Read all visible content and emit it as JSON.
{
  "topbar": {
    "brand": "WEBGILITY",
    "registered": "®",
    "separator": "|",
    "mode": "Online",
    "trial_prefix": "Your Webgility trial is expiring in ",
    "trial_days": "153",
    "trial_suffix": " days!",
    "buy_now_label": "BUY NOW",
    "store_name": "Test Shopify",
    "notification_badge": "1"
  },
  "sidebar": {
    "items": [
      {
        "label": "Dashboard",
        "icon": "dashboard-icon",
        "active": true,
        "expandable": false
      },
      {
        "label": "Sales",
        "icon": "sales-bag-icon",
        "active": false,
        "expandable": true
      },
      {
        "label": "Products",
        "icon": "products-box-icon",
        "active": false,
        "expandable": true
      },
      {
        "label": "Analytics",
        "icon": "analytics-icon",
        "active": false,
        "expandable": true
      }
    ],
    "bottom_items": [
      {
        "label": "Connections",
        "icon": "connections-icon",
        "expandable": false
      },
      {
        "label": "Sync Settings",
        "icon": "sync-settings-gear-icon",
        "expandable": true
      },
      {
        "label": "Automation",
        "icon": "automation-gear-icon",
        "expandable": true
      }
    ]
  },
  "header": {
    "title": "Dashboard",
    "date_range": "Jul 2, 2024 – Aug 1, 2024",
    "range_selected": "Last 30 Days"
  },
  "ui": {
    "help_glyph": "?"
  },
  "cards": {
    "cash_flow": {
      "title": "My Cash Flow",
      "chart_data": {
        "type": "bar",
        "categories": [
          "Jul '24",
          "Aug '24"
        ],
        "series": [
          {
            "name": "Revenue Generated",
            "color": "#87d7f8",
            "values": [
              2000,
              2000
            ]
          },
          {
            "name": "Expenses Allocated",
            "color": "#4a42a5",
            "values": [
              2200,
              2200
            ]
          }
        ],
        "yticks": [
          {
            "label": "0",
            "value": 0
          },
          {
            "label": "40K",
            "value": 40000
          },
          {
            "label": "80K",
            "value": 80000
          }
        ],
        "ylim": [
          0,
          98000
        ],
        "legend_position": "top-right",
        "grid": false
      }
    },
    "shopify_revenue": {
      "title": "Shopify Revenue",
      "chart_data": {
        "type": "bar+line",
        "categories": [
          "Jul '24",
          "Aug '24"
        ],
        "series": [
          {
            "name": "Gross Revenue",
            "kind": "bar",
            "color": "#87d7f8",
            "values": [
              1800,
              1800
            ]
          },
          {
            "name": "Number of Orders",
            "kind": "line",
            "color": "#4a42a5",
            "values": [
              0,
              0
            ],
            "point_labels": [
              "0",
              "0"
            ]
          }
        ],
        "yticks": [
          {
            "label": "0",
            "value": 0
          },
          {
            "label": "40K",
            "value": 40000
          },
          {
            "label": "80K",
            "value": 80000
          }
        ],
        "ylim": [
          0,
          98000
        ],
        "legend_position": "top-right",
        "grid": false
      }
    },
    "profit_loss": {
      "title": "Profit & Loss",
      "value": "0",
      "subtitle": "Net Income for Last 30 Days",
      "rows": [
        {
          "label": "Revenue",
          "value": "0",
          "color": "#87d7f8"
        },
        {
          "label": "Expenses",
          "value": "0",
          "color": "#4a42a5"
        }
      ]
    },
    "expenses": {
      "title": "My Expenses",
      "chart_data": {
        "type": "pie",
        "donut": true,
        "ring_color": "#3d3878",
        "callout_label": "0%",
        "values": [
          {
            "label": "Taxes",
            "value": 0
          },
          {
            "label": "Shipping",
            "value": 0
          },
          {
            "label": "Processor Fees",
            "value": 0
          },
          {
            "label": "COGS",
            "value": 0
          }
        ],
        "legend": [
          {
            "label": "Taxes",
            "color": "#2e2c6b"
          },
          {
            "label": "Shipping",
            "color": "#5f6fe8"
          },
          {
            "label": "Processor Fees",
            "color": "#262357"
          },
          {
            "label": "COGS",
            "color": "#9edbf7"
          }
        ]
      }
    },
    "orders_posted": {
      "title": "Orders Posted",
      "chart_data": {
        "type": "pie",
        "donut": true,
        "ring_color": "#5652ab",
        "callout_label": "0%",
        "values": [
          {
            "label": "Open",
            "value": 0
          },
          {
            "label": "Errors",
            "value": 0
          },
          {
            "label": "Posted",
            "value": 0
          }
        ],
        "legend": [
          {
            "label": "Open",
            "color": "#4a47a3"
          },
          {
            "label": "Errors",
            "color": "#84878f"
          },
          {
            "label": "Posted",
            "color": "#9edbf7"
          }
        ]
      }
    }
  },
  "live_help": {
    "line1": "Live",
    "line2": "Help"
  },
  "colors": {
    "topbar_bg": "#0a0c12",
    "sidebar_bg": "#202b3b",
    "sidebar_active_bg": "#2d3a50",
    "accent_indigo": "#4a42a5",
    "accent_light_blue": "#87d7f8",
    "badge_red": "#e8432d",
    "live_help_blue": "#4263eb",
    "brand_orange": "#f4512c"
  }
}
####
• _Instructions to follow_
Retype the whole listing, matching it exactly.

• _Solution_
Read all visible content and emit it as JSON.
{
  "topbar": {
    "brand": "WEBGILITY",
    "registered": "®",
    "separator": "|",
    "mode": "Online",
    "trial_prefix": "Your Webgility trial is expiring in ",
    "trial_days": "153",
    "trial_suffix": " days!",
    "buy_now_label": "BUY NOW",
    "store_name": "Test Shopify",
    "notification_badge": "1"
  },
  "sidebar": {
    "items": [
      {
        "label": "Dashboard",
        "icon": "dashboard-icon",
        "active": true,
        "expandable": false
      },
      {
        "label": "Sales",
        "icon": "sales-bag-icon",
        "active": false,
        "expandable": true
      },
      {
        "label": "Products",
        "icon": "products-box-icon",
        "active": false,
        "expandable": true
      },
      {
        "label": "Analytics",
        "icon": "analytics-icon",
        "active": false,
        "expandable": true
      }
    ],
    "bottom_items": [
      {
        "label": "Connections",
        "icon": "connections-icon",
        "expandable": false
      },
      {
        "label": "Sync Settings",
        "icon": "sync-settings-gear-icon",
        "expandable": true
      },
      {
        "label": "Automation",
        "icon": "automation-gear-icon",
        "expandable": true
      }
    ]
  },
  "header": {
    "title": "Dashboard",
    "date_range": "Jul 2, 2024 – Aug 1, 2024",
    "range_selected": "Last 30 Days"
  },
  "ui": {
    "help_glyph": "?"
  },
  "cards": {
    "cash_flow": {
      "title": "My Cash Flow",
      "chart_data": {
        "type": "bar",
        "categories": [
          "Jul '24",
          "Aug '24"
        ],
        "series": [
          {
            "name": "Revenue Generated",
            "color": "#87d7f8",
            "values": [
              2000,
              2000
            ]
          },
          {
            "name": "Expenses Allocated",
            "color": "#4a42a5",
            "values": [
              2200,
              2200
            ]
          }
        ],
        "yticks": [
          {
            "label": "0",
            "value": 0
          },
          {
            "label": "40K",
            "value": 40000
          },
          {
            "label": "80K",
            "value": 80000
          }
        ],
        "ylim": [
          0,
          98000
        ],
        "legend_position": "top-right",
        "grid": false
      }
    },
    "shopify_revenue": {
      "title": "Shopify Revenue",
      "chart_data": {
        "type": "bar+line",
        "categories": [
          "Jul '24",
          "Aug '24"
        ],
        "series": [
          {
            "name": "Gross Revenue",
            "kind": "bar",
            "color": "#87d7f8",
            "values": [
              1800,
              1800
            ]
          },
          {
            "name": "Number of Orders",
            "kind": "line",
            "color": "#4a42a5",
            "values": [
              0,
              0
            ],
            "point_labels": [
              "0",
              "0"
            ]
          }
        ],
        "yticks": [
          {
            "label": "0",
            "value": 0
          },
          {
            "label": "40K",
            "value": 40000
          },
          {
            "label": "80K",
            "value": 80000
          }
        ],
        "ylim": [
          0,
          98000
        ],
        "legend_position": "top-right",
        "grid": false
      }
    },
    "profit_loss": {
      "title": "Profit & Loss",
      "value": "0",
      "subtitle": "Net Income for Last 30 Days",
      "rows": [
        {
          "label": "Revenue",
          "value": "0",
          "color": "#87d7f8"
        },
        {
          "label": "Expenses",
          "value": "0",
          "color": "#4a42a5"
        }
      ]
    },
    "expenses": {
      "title": "My Expenses",
      "chart_data": {
        "type": "pie",
        "donut": true,
        "ring_color": "#3d3878",
        "callout_label": "0%",
        "values": [
          {
            "label": "Taxes",
            "value": 0
          },
          {
            "label": "Shipping",
            "value": 0
          },
          {
            "label": "Processor Fees",
            "value": 0
          },
          {
            "label": "COGS",
            "value": 0
          }
        ],
        "legend": [
          {
            "label": "Taxes",
            "color": "#2e2c6b"
          },
          {
            "label": "Shipping",
            "color": "#5f6fe8"
          },
          {
            "label": "Processor Fees",
            "color": "#262357"
          },
          {
            "label": "COGS",
            "color": "#9edbf7"
          }
        ]
      }
    },
    "orders_posted": {
      "title": "Orders Posted",
      "chart_data": {
        "type": "pie",
        "donut": true,
        "ring_color": "#5652ab",
        "callout_label": "0%",
        "values": [
          {
            "label": "Open",
            "value": 0
          },
          {
            "label": "Errors",
            "value": 0
          },
          {
            "label": "Posted",
            "value": 0
          }
        ],
        "legend": [
          {
            "label": "Open",
            "color": "#4a47a3"
          },
          {
            "label": "Errors",
            "color": "#84878f"
          },
          {
            "label": "Posted",
            "color": "#9edbf7"
          }
        ]
      }
    }
  },
  "live_help": {
    "line1": "Live",
    "line2": "Help"
  },
  "colors": {
    "topbar_bg": "#0a0c12",
    "sidebar_bg": "#202b3b",
    "sidebar_active_bg": "#2d3a50",
    "accent_indigo": "#4a42a5",
    "accent_light_blue": "#87d7f8",
    "badge_red": "#e8432d",
    "live_help_blue": "#4263eb",
    "brand_orange": "#f4512c"
  }
}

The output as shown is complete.